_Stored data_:

>>>

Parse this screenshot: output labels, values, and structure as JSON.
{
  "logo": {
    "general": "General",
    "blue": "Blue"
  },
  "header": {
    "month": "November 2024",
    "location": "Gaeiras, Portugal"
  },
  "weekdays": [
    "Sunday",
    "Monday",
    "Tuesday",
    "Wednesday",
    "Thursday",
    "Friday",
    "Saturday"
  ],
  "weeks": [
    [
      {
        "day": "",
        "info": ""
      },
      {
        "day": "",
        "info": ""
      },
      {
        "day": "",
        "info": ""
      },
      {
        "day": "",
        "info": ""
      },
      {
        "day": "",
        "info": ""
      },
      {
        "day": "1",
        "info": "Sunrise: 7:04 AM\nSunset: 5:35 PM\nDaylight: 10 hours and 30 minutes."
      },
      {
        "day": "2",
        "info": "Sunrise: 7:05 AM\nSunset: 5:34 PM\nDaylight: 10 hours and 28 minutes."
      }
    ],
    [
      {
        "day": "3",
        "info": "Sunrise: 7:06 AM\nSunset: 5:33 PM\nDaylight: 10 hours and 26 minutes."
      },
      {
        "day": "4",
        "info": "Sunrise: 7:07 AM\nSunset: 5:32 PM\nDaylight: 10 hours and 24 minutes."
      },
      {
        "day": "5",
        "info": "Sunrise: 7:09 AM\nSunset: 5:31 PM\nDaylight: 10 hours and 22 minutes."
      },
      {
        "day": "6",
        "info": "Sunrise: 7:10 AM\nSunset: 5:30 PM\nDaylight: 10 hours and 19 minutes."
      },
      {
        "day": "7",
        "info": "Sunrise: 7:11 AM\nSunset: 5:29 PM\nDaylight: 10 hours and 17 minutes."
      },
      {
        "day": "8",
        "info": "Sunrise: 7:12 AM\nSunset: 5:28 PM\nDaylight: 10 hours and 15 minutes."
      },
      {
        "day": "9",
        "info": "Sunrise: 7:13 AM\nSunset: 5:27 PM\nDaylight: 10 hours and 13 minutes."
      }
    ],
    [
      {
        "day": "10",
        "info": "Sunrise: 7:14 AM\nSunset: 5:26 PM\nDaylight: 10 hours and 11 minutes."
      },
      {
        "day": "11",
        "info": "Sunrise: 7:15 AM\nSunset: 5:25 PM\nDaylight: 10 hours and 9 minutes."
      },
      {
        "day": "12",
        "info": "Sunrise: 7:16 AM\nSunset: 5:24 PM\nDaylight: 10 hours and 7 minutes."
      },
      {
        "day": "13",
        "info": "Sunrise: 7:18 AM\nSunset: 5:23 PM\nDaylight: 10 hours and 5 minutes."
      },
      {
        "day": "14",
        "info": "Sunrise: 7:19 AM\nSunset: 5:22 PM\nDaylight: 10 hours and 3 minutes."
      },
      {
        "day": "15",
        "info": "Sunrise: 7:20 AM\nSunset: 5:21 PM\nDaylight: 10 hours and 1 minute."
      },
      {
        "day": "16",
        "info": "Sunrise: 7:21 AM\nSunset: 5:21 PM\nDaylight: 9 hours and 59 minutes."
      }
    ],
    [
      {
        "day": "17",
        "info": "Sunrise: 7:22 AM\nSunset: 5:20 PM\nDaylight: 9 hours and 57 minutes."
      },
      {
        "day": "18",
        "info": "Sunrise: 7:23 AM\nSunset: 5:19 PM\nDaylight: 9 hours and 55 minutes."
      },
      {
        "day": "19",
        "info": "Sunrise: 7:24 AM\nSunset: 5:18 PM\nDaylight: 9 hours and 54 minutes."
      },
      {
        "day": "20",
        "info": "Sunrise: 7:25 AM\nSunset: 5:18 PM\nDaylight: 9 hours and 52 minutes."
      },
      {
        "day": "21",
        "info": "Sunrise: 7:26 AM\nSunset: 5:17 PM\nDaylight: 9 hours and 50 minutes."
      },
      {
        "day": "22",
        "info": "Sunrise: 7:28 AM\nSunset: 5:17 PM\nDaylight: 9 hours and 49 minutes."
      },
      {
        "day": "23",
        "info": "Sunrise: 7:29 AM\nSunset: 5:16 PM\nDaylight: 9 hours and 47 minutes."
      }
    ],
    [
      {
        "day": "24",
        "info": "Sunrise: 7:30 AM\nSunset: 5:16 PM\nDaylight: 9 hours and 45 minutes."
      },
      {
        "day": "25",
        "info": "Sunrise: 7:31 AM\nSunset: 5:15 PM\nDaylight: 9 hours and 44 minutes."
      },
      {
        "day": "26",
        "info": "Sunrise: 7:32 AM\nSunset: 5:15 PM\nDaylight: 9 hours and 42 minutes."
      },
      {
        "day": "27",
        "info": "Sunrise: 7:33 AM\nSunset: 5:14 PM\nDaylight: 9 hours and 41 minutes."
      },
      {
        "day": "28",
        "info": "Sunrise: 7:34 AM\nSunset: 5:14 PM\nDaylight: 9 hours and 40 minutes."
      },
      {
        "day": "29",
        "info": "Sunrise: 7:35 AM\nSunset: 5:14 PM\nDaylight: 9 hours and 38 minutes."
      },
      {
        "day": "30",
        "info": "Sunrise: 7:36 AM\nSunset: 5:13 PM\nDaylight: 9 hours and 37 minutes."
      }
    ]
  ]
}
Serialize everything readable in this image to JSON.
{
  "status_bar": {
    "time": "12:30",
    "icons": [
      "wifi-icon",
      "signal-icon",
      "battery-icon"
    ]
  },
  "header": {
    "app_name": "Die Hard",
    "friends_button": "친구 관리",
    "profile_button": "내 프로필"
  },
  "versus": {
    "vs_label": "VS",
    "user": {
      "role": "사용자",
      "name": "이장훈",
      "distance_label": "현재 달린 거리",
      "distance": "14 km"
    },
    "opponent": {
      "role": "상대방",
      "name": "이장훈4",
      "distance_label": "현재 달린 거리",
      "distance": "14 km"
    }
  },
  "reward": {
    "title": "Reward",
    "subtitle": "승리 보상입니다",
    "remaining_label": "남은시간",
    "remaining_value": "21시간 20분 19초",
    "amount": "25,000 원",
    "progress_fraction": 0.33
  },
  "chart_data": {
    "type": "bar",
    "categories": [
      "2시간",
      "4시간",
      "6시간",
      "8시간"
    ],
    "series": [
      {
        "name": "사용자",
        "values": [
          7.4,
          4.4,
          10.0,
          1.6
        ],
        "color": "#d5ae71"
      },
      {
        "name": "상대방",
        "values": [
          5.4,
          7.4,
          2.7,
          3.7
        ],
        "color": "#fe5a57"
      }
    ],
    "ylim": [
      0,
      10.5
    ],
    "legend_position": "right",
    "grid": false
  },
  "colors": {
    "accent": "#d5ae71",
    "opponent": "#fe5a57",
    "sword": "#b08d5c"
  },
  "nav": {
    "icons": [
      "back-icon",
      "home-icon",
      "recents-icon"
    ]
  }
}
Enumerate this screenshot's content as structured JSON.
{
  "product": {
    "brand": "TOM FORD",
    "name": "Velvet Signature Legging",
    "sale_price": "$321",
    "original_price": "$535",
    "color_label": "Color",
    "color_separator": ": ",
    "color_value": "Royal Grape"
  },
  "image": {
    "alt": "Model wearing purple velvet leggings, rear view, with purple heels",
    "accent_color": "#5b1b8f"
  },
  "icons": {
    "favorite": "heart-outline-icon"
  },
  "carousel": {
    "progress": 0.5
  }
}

<<<

_Objective_: Reproduce only the lines running from the one that contains "Enumerate this screenshot's" to the last line of the records.

_Result of this task_:
Enumerate this screenshot's content as structured JSON.
{
  "product": {
    "brand": "TOM FORD",
    "name": "Velvet Signature Legging",
    "sale_price": "$321",
    "original_price": "$535",
    "color_label": "Color",
    "color_separator": ": ",
    "color_value": "Royal Grape"
  },
  "image": {
    "alt": "Model wearing purple velvet leggings, rear view, with purple heels",
    "accent_color": "#5b1b8f"
  },
  "icons": {
    "favorite": "heart-outline-icon"
  },
  "carousel": {
    "progress": 0.5
  }
}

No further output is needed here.